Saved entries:

• • • • •

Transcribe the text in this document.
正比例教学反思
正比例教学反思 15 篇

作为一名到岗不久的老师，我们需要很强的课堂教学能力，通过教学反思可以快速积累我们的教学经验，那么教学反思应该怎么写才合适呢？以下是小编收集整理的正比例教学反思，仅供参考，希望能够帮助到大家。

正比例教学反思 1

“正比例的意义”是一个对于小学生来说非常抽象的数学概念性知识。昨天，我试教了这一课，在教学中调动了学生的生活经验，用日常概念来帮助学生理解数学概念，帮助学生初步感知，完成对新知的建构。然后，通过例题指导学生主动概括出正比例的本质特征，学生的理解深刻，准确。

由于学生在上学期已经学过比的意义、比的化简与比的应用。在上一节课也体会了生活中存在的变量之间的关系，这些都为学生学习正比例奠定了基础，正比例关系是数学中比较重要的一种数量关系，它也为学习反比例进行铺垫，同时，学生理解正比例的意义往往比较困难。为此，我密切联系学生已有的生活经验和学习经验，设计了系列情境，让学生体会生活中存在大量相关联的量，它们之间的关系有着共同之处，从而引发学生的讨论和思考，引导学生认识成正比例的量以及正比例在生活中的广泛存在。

• • • • •

Every entry must be retyped in full, exactly as given.

Transcribe the text in this document.
正比例教学反思
正比例教学反思 15 篇

作为一名到岗不久的老师，我们需要很强的课堂教学能力，通过教学反思可以快速积累我们的教学经验，那么教学反思应该怎么写才合适呢？以下是小编收集整理的正比例教学反思，仅供参考，希望能够帮助到大家。

正比例教学反思 1

“正比例的意义”是一个对于小学生来说非常抽象的数学概念性知识。昨天，我试教了这一课，在教学中调动了学生的生活经验，用日常概念来帮助学生理解数学概念，帮助学生初步感知，完成对新知的建构。然后，通过例题指导学生主动概括出正比例的本质特征，学生的理解深刻，准确。

由于学生在上学期已经学过比的意义、比的化简与比的应用。在上一节课也体会了生活中存在的变量之间的关系，这些都为学生学习正比例奠定了基础，正比例关系是数学中比较重要的一种数量关系，它也为学习反比例进行铺垫，同时，学生理解正比例的意义往往比较困难。为此，我密切联系学生已有的生活经验和学习经验，设计了系列情境，让学生体会生活中存在大量相关联的量，它们之间的关系有着共同之处，从而引发学生的讨论和思考，引导学生认识成正比例的量以及正比例在生活中的广泛存在。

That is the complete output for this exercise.